:: Task input
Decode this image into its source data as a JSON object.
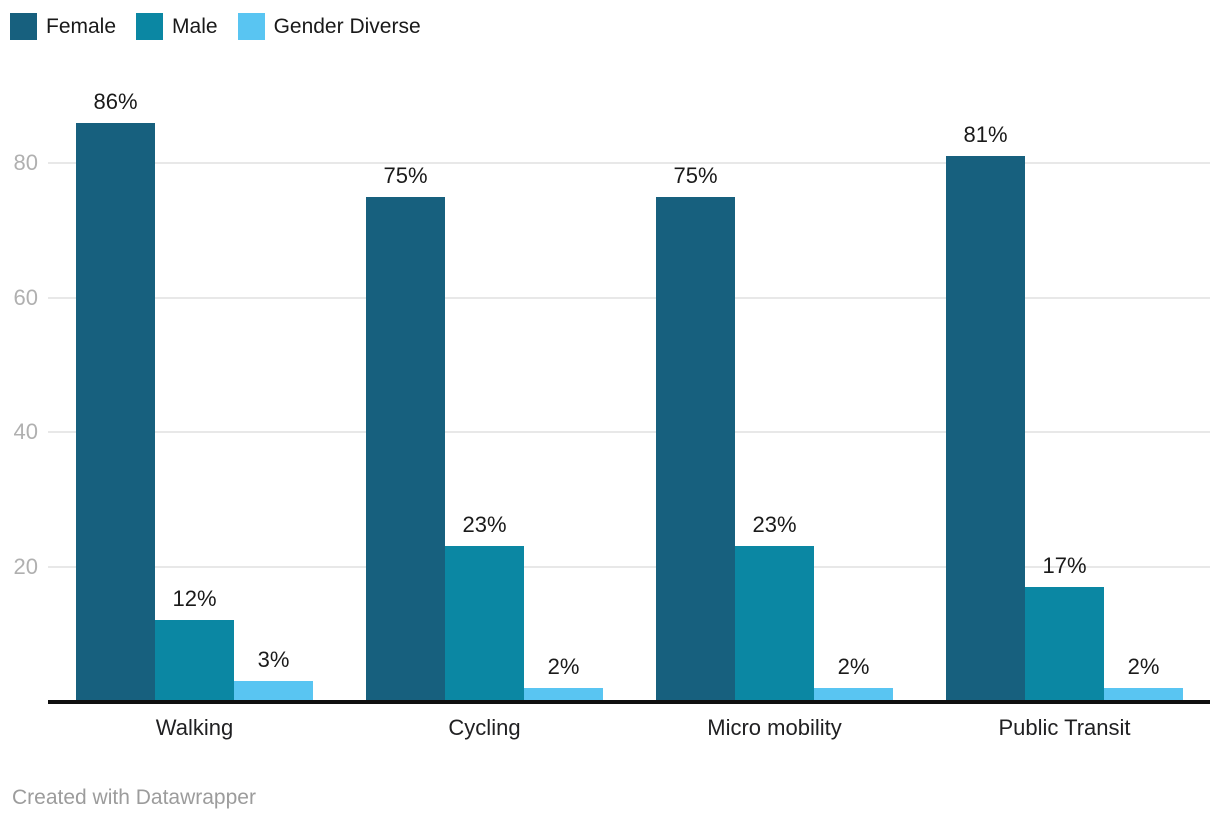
{
  "legend": {
    "items": [
      {
        "label": "Female",
        "color": "#17607e"
      },
      {
        "label": "Male",
        "color": "#0b87a3"
      },
      {
        "label": "Gender Diverse",
        "color": "#59c5f2"
      }
    ]
  },
  "footer": {
    "text": "Created with Datawrapper"
  },
  "colors": {
    "gridline": "#e8e8e8",
    "axis_line": "#101010",
    "y_tick_text": "#b0b0b0",
    "value_label_text": "#1a1a1a",
    "credit_text": "#9c9c9c"
  },
  "chart_data": {
    "type": "bar",
    "title": "",
    "categories": [
      "Walking",
      "Cycling",
      "Micro mobility",
      "Public Transit"
    ],
    "series": [
      {
        "name": "Female",
        "color": "#17607e",
        "values": [
          86,
          75,
          75,
          81
        ]
      },
      {
        "name": "Male",
        "color": "#0b87a3",
        "values": [
          12,
          23,
          23,
          17
        ]
      },
      {
        "name": "Gender Diverse",
        "color": "#59c5f2",
        "values": [
          3,
          2,
          2,
          2
        ]
      }
    ],
    "value_suffix": "%",
    "value_labels": true,
    "yticks": [
      20,
      40,
      60,
      80
    ],
    "ylim": [
      0,
      90
    ],
    "grid": "horizontal",
    "legend_position": "top-left",
    "xlabel": "",
    "ylabel": ""
  }
}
::::
▸ **Exercise**
Write out the material above again, word for word, minus its pictures.

▸ **Task result**
Decode this image into its source data as a JSON object.
{
  "legend": {
    "items": [
      {
        "label": "Female",
        "color": "#17607e"
      },
      {
        "label": "Male",
        "color": "#0b87a3"
      },
      {
        "label": "Gender Diverse",
        "color": "#59c5f2"
      }
    ]
  },
  "footer": {
    "text": "Created with Datawrapper"
  },
  "colors": {
    "gridline": "#e8e8e8",
    "axis_line": "#101010",
    "y_tick_text": "#b0b0b0",
    "value_label_text": "#1a1a1a",
    "credit_text": "#9c9c9c"
  },
  "chart_data": {
    "type": "bar",
    "title": "",
    "categories": [
      "Walking",
      "Cycling",
      "Micro mobility",
      "Public Transit"
    ],
    "series": [
      {
        "name": "Female",
        "color": "#17607e",
        "values": [
          86,
          75,
          75,
          81
        ]
      },
      {
        "name": "Male",
        "color": "#0b87a3",
        "values": [
          12,
          23,
          23,
          17
        ]
      },
      {
        "name": "Gender Diverse",
        "color": "#59c5f2",
        "values": [
          3,
          2,
          2,
          2
        ]
      }
    ],
    "value_suffix": "%",
    "value_labels": true,
    "yticks": [
      20,
      40,
      60,
      80
    ],
    "ylim": [
      0,
      90
    ],
    "grid": "horizontal",
    "legend_position": "top-left",
    "xlabel": "",
    "ylabel": ""
  }
}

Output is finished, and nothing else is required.